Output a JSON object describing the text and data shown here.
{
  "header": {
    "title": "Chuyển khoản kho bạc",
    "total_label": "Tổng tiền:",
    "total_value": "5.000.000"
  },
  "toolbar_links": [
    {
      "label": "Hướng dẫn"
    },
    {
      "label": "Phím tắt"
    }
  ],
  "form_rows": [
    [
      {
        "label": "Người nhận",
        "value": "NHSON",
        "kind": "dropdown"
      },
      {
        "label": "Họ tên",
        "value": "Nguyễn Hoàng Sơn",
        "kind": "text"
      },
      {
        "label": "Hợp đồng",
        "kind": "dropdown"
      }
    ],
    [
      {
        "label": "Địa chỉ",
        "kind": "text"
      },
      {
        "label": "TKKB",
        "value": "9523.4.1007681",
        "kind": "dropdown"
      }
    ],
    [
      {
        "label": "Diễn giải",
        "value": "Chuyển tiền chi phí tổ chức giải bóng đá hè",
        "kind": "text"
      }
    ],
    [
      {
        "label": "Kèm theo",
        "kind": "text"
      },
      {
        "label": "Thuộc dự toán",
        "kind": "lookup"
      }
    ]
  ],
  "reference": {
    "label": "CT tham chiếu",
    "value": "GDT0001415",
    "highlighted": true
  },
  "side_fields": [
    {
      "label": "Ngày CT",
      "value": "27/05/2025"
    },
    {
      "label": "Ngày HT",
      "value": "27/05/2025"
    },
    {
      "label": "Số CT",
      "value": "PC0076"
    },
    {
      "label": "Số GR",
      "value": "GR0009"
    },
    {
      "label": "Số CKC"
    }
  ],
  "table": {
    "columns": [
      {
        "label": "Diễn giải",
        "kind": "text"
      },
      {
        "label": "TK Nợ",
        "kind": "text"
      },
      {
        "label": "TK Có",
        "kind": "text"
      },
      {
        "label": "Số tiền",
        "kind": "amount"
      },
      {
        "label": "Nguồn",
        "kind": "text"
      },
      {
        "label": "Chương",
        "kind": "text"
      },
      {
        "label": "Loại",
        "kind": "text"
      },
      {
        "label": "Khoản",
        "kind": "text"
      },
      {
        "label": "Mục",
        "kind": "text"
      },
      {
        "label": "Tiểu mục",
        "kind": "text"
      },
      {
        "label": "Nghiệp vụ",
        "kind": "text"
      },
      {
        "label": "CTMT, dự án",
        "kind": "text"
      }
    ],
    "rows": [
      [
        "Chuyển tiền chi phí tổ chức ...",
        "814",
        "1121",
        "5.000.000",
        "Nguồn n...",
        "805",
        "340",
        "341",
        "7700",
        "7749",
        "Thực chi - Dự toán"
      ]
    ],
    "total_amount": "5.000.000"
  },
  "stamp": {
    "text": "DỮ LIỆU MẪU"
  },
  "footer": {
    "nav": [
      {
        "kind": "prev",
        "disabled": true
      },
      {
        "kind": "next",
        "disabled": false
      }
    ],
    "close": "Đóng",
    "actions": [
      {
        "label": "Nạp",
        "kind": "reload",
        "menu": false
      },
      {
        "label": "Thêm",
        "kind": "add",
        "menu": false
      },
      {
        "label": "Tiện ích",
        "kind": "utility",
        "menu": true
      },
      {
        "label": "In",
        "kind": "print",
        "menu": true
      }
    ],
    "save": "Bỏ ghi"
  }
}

**Problem to solve**
Reproduce the listing above verbatim, from first line to last.

**Task response**
Output a JSON object describing the text and data shown here.
{
  "header": {
    "title": "Chuyển khoản kho bạc",
    "total_label": "Tổng tiền:",
    "total_value": "5.000.000"
  },
  "toolbar_links": [
    {
      "label": "Hướng dẫn"
    },
    {
      "label": "Phím tắt"
    }
  ],
  "form_rows": [
    [
      {
        "label": "Người nhận",
        "value": "NHSON",
        "kind": "dropdown"
      },
      {
        "label": "Họ tên",
        "value": "Nguyễn Hoàng Sơn",
        "kind": "text"
      },
      {
        "label": "Hợp đồng",
        "kind": "dropdown"
      }
    ],
    [
      {
        "label": "Địa chỉ",
        "kind": "text"
      },
      {
        "label": "TKKB",
        "value": "9523.4.1007681",
        "kind": "dropdown"
      }
    ],
    [
      {
        "label": "Diễn giải",
        "value": "Chuyển tiền chi phí tổ chức giải bóng đá hè",
        "kind": "text"
      }
    ],
    [
      {
        "label": "Kèm theo",
        "kind": "text"
      },
      {
        "label": "Thuộc dự toán",
        "kind": "lookup"
      }
    ]
  ],
  "reference": {
    "label": "CT tham chiếu",
    "value": "GDT0001415",
    "highlighted": true
  },
  "side_fields": [
    {
      "label": "Ngày CT",
      "value": "27/05/2025"
    },
    {
      "label": "Ngày HT",
      "value": "27/05/2025"
    },
    {
      "label": "Số CT",
      "value": "PC0076"
    },
    {
      "label": "Số GR",
      "value": "GR0009"
    },
    {
      "label": "Số CKC"
    }
  ],
  "table": {
    "columns": [
      {
        "label": "Diễn giải",
        "kind": "text"
      },
      {
        "label": "TK Nợ",
        "kind": "text"
      },
      {
        "label": "TK Có",
        "kind": "text"
      },
      {
        "label": "Số tiền",
        "kind": "amount"
      },
      {
        "label": "Nguồn",
        "kind": "text"
      },
      {
        "label": "Chương",
        "kind": "text"
      },
      {
        "label": "Loại",
        "kind": "text"
      },
      {
        "label": "Khoản",
        "kind": "text"
      },
      {
        "label": "Mục",
        "kind": "text"
      },
      {
        "label": "Tiểu mục",
        "kind": "text"
      },
      {
        "label": "Nghiệp vụ",
        "kind": "text"
      },
      {
        "label": "CTMT, dự án",
        "kind": "text"
      }
    ],
    "rows": [
      [
        "Chuyển tiền chi phí tổ chức ...",
        "814",
        "1121",
        "5.000.000",
        "Nguồn n...",
        "805",
        "340",
        "341",
        "7700",
        "7749",
        "Thực chi - Dự toán"
      ]
    ],
    "total_amount": "5.000.000"
  },
  "stamp": {
    "text": "DỮ LIỆU MẪU"
  },
  "footer": {
    "nav": [
      {
        "kind": "prev",
        "disabled": true
      },
      {
        "kind": "next",
        "disabled": false
      }
    ],
    "close": "Đóng",
    "actions": [
      {
        "label": "Nạp",
        "kind": "reload",
        "menu": false
      },
      {
        "label": "Thêm",
        "kind": "add",
        "menu": false
      },
      {
        "label": "Tiện ích",
        "kind": "utility",
        "menu": true
      },
      {
        "label": "In",
        "kind": "print",
        "menu": true
      }
    ],
    "save": "Bỏ ghi"
  }
}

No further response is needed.